Which lines hold the word "text"? Copy each of them.

- _Listed records_:

......

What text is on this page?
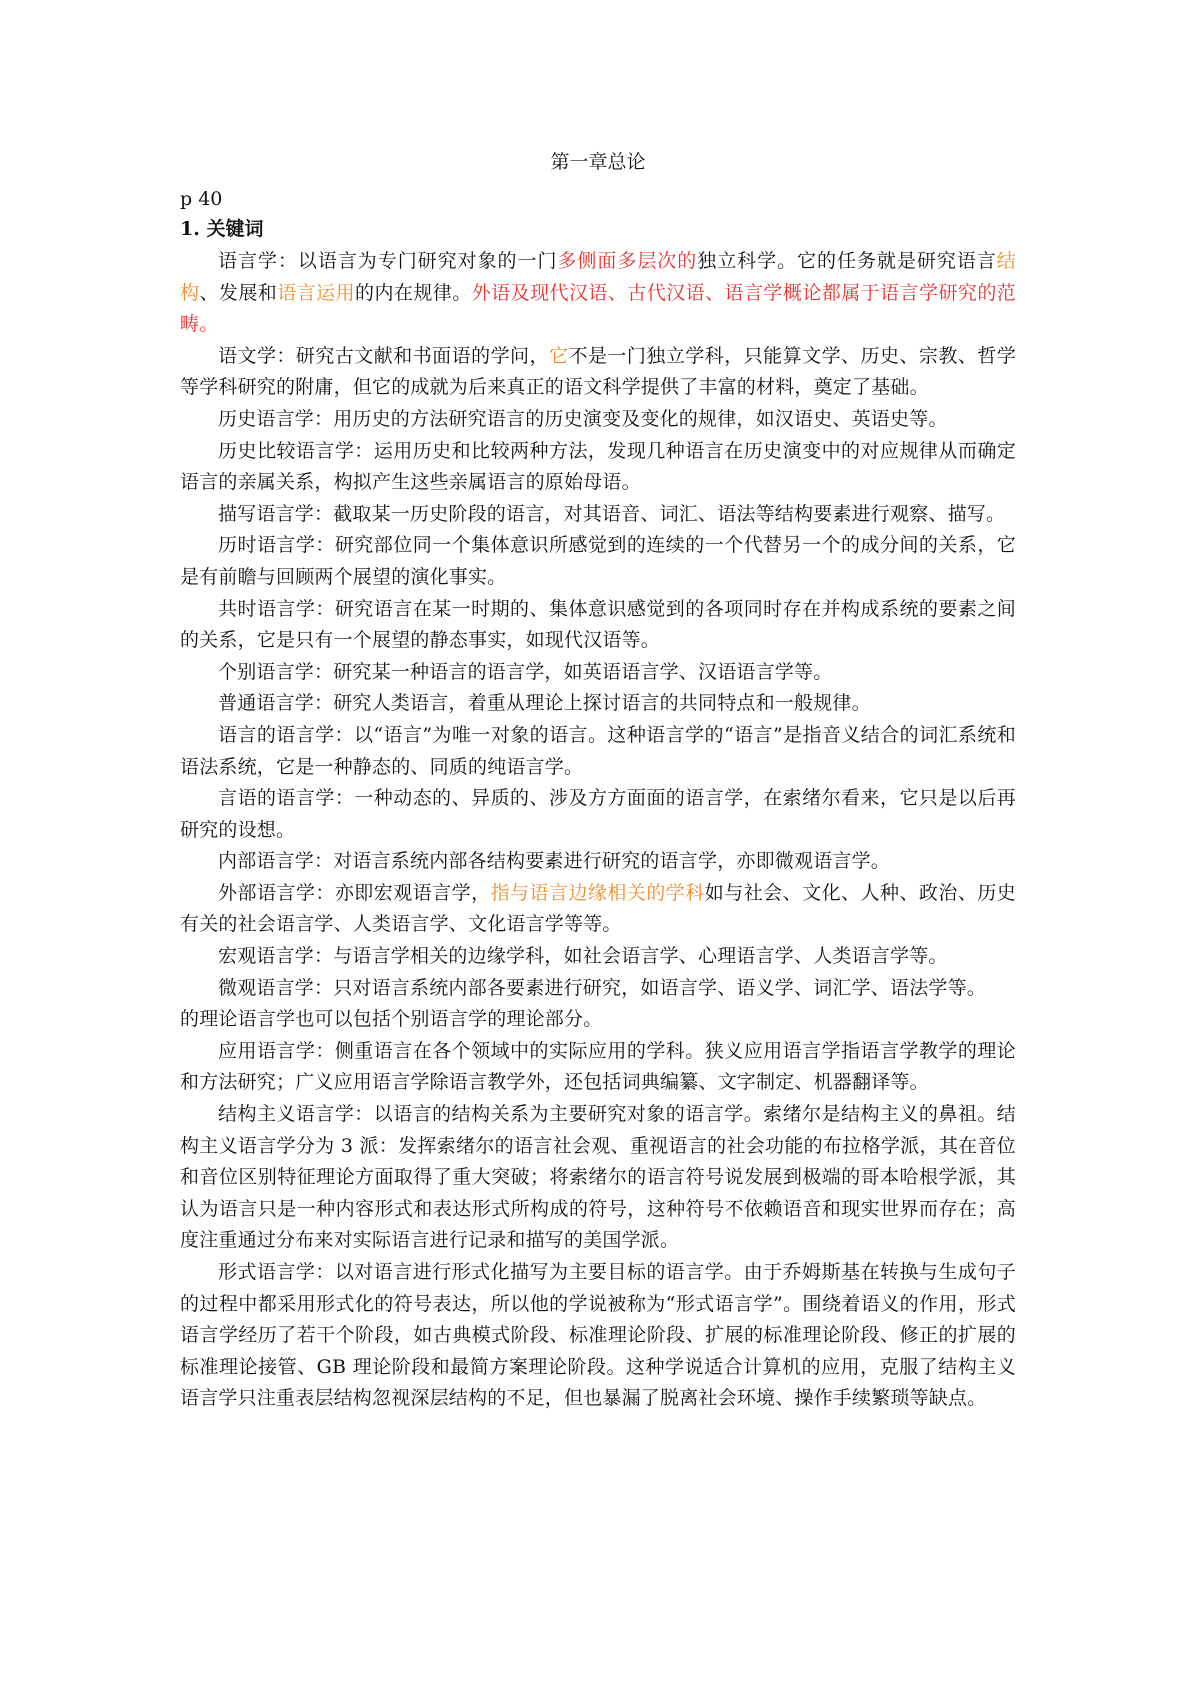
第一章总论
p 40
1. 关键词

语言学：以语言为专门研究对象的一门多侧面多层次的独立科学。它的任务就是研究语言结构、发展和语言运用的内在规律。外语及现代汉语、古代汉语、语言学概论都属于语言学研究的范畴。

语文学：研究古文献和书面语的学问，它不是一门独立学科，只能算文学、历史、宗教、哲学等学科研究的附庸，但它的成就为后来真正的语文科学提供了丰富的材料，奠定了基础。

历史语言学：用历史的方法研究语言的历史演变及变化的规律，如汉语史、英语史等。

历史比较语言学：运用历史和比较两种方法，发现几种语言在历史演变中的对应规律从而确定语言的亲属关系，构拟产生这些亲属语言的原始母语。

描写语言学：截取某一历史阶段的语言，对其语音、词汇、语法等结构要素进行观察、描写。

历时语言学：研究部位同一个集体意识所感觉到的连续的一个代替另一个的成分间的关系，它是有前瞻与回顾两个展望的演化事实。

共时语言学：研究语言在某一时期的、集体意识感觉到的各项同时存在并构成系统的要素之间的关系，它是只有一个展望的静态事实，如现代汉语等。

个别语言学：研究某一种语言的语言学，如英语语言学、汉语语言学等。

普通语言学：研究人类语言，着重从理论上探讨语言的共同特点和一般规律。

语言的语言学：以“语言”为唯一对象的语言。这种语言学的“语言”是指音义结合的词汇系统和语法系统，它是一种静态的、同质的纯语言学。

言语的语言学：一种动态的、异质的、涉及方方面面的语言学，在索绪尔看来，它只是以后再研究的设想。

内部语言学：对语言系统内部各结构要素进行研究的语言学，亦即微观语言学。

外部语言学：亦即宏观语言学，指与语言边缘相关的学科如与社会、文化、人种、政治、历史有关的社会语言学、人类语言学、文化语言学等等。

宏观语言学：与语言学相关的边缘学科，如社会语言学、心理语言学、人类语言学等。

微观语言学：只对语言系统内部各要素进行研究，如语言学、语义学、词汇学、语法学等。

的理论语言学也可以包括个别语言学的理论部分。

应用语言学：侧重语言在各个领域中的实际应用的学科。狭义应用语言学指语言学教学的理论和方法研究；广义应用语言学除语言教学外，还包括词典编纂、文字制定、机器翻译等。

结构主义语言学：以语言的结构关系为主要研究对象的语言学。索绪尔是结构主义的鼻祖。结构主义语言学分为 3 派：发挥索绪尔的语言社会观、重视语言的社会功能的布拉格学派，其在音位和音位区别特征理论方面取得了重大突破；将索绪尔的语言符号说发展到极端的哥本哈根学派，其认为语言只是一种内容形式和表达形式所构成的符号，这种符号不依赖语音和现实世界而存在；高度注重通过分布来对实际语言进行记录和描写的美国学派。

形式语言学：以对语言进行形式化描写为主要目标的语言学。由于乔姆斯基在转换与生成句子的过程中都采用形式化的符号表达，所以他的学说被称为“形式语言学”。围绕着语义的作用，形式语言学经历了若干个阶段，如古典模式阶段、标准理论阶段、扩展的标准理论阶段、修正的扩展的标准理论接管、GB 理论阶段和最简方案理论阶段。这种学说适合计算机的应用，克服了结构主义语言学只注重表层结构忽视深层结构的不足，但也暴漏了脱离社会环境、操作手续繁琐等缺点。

......

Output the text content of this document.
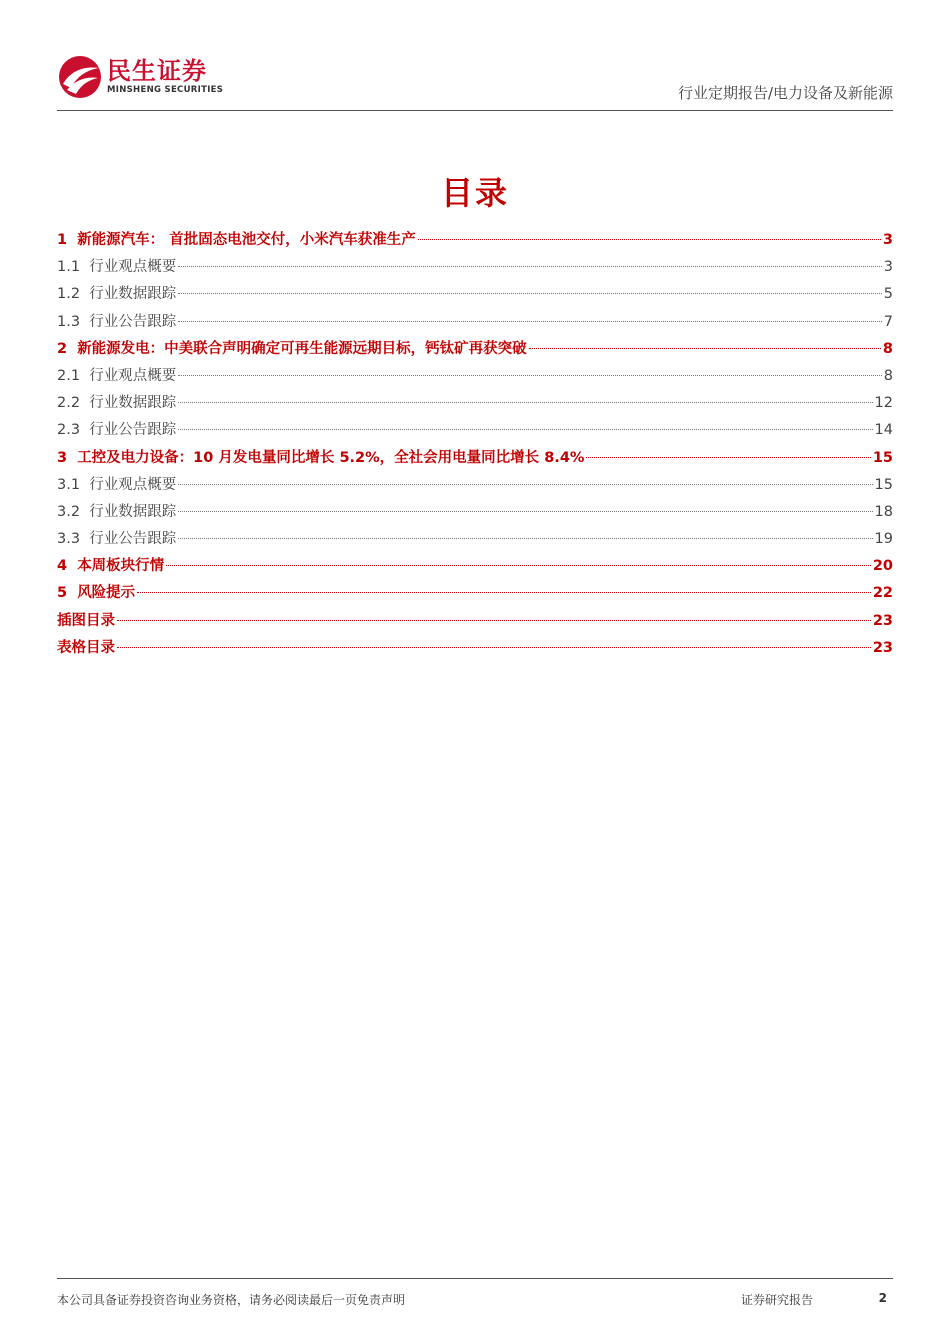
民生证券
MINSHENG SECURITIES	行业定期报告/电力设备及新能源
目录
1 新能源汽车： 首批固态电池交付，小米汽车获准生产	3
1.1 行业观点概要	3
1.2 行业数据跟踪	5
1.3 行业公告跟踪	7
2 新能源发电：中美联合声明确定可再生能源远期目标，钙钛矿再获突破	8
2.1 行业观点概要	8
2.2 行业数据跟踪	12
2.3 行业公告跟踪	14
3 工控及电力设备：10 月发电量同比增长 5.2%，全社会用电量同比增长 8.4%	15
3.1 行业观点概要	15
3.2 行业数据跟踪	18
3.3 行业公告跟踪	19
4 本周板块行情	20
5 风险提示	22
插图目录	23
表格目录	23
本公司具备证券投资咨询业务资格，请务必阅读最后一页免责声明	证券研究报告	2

......

- _Final result_:
What text is on this page?
Output the text content of this document.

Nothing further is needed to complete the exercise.